== STORED RECORDS

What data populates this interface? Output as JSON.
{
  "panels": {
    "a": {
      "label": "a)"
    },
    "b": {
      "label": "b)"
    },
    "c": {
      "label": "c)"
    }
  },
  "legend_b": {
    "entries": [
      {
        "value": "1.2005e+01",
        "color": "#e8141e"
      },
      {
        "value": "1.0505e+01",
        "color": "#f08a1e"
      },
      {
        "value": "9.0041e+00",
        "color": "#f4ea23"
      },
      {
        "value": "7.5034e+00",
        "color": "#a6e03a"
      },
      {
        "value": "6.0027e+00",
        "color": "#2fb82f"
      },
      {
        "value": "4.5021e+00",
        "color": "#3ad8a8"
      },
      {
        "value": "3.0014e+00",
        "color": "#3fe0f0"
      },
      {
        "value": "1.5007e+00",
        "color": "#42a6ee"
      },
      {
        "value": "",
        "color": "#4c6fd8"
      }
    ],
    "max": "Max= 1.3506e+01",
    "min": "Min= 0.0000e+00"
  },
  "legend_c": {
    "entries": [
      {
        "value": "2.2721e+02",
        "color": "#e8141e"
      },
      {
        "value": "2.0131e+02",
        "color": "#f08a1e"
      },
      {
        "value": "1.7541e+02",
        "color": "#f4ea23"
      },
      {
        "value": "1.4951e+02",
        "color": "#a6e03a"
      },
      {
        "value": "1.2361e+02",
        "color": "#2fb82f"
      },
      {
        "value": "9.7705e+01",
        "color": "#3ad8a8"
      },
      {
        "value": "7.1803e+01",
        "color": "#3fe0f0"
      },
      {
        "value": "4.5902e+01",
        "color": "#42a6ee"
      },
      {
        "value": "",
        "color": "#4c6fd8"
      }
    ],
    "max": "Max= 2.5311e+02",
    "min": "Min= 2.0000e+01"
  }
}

====

* **WRITTEN TASK**:
Exactly reproduce every line of the records.

* **FULL OUTPUT**:
What data populates this interface? Output as JSON.
{
  "panels": {
    "a": {
      "label": "a)"
    },
    "b": {
      "label": "b)"
    },
    "c": {
      "label": "c)"
    }
  },
  "legend_b": {
    "entries": [
      {
        "value": "1.2005e+01",
        "color": "#e8141e"
      },
      {
        "value": "1.0505e+01",
        "color": "#f08a1e"
      },
      {
        "value": "9.0041e+00",
        "color": "#f4ea23"
      },
      {
        "value": "7.5034e+00",
        "color": "#a6e03a"
      },
      {
        "value": "6.0027e+00",
        "color": "#2fb82f"
      },
      {
        "value": "4.5021e+00",
        "color": "#3ad8a8"
      },
      {
        "value": "3.0014e+00",
        "color": "#3fe0f0"
      },
      {
        "value": "1.5007e+00",
        "color": "#42a6ee"
      },
      {
        "value": "",
        "color": "#4c6fd8"
      }
    ],
    "max": "Max= 1.3506e+01",
    "min": "Min= 0.0000e+00"
  },
  "legend_c": {
    "entries": [
      {
        "value": "2.2721e+02",
        "color": "#e8141e"
      },
      {
        "value": "2.0131e+02",
        "color": "#f08a1e"
      },
      {
        "value": "1.7541e+02",
        "color": "#f4ea23"
      },
      {
        "value": "1.4951e+02",
        "color": "#a6e03a"
      },
      {
        "value": "1.2361e+02",
        "color": "#2fb82f"
      },
      {
        "value": "9.7705e+01",
        "color": "#3ad8a8"
      },
      {
        "value": "7.1803e+01",
        "color": "#3fe0f0"
      },
      {
        "value": "4.5902e+01",
        "color": "#42a6ee"
      },
      {
        "value": "",
        "color": "#4c6fd8"
      }
    ],
    "max": "Max= 2.5311e+02",
    "min": "Min= 2.0000e+01"
  }
}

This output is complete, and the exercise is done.